─── ENTRIES ───
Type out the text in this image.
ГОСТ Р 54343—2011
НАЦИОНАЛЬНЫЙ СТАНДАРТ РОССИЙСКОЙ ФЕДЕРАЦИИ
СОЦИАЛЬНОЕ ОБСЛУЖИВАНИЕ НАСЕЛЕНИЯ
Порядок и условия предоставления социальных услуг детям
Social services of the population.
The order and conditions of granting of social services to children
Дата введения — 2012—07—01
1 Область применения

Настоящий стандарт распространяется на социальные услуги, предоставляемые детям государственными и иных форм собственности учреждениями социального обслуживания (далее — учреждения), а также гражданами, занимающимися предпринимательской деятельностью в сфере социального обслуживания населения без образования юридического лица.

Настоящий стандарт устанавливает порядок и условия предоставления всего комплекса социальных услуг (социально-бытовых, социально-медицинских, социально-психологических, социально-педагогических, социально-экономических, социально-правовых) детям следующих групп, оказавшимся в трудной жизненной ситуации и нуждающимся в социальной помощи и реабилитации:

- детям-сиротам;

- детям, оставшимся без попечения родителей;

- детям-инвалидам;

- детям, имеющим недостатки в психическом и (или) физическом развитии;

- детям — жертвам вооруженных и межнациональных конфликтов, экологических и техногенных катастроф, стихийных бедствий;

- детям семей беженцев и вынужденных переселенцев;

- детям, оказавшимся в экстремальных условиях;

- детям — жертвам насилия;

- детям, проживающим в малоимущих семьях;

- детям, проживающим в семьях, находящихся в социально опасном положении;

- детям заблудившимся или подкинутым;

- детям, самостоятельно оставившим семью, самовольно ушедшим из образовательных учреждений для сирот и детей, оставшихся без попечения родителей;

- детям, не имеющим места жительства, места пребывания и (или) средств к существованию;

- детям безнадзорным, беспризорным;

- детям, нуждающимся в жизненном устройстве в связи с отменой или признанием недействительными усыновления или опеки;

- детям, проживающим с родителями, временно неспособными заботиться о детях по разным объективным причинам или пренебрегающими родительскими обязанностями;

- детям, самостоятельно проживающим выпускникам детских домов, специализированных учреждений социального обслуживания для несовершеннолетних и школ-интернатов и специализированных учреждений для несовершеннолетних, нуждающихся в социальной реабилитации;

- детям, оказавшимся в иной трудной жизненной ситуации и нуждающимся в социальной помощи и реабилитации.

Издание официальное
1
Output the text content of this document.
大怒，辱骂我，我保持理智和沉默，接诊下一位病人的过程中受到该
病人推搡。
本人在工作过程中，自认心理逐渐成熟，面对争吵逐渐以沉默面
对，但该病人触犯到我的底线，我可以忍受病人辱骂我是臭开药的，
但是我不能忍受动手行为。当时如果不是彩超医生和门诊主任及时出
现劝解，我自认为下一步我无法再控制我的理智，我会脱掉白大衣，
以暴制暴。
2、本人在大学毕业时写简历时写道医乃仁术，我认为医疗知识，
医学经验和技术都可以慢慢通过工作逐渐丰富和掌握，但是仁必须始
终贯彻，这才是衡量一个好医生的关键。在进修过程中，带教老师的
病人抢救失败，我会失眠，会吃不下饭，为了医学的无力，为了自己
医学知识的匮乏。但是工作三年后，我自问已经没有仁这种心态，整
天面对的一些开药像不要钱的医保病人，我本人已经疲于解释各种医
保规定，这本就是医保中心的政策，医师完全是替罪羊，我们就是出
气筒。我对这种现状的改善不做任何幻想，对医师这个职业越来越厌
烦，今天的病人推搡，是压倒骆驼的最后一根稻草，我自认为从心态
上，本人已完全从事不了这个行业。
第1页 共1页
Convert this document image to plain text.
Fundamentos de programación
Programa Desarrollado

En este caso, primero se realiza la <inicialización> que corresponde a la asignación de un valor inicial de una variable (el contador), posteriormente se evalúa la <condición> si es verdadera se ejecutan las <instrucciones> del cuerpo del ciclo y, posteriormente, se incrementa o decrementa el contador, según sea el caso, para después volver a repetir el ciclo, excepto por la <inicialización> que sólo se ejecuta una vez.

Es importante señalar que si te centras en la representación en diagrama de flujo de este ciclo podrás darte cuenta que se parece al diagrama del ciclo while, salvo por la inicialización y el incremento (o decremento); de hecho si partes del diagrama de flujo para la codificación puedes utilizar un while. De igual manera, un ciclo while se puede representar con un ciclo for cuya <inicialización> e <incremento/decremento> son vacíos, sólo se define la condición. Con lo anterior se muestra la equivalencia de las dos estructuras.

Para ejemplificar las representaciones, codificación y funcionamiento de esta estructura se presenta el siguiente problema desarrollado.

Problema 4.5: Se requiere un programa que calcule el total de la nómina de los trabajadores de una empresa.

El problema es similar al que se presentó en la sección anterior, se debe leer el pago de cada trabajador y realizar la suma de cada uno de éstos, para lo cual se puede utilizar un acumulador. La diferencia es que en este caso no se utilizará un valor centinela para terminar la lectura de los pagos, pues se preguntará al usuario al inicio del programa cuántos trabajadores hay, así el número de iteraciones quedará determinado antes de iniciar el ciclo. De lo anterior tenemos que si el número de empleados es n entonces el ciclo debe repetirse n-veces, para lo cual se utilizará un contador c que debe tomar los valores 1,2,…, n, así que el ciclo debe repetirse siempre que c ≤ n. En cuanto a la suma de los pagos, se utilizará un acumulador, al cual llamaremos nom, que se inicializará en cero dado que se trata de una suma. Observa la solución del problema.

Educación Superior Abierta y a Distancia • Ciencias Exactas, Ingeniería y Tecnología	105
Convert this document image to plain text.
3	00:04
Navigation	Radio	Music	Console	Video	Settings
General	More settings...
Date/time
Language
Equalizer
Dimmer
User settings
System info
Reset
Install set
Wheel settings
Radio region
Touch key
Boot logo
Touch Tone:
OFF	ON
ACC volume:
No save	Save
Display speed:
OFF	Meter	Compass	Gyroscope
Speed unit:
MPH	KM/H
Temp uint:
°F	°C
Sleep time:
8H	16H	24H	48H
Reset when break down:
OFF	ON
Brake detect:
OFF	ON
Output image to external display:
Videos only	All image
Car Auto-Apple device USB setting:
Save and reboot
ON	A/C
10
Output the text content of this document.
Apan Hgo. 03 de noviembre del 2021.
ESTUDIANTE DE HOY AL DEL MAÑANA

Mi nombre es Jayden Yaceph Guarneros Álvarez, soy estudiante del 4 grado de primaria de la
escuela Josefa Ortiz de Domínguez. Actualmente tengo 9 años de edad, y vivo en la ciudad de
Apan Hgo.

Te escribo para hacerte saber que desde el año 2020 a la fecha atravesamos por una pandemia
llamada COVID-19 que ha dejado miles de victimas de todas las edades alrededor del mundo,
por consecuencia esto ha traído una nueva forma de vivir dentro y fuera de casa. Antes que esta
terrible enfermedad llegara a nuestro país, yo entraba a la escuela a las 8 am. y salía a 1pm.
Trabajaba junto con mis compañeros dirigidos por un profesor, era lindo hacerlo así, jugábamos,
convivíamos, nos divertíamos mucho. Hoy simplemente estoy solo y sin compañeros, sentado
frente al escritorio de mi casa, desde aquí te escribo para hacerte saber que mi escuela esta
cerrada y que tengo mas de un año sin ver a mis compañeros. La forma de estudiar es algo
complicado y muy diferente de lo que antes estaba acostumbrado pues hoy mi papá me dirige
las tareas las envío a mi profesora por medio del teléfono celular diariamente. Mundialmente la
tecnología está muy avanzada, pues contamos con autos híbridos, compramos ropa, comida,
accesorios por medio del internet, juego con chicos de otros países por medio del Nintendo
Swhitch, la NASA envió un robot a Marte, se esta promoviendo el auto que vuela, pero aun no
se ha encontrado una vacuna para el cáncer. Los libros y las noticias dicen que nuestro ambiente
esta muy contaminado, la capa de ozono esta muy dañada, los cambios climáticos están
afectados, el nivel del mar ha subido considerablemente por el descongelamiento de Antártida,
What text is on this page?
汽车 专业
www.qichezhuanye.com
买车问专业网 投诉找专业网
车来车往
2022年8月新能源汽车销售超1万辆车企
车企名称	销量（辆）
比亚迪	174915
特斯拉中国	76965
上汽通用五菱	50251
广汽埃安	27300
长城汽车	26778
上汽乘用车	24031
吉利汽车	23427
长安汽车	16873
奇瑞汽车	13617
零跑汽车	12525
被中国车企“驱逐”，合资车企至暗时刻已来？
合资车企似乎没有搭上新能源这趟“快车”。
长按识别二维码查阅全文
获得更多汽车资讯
───
WHAT YOU SHOULD DO: Would you quote, exactly and only, the lines from the one containing "What text is on this page?" to the end of the entries?

RESULT OF THIS TASK:
What text is on this page?
汽车 专业
www.qichezhuanye.com
买车问专业网 投诉找专业网
车来车往
2022年8月新能源汽车销售超1万辆车企
车企名称	销量（辆）
比亚迪	174915
特斯拉中国	76965
上汽通用五菱	50251
广汽埃安	27300
长城汽车	26778
上汽乘用车	24031
吉利汽车	23427
长安汽车	16873
奇瑞汽车	13617
零跑汽车	12525
被中国车企“驱逐”，合资车企至暗时刻已来？
合资车企似乎没有搭上新能源这趟“快车”。
长按识别二维码查阅全文
获得更多汽车资讯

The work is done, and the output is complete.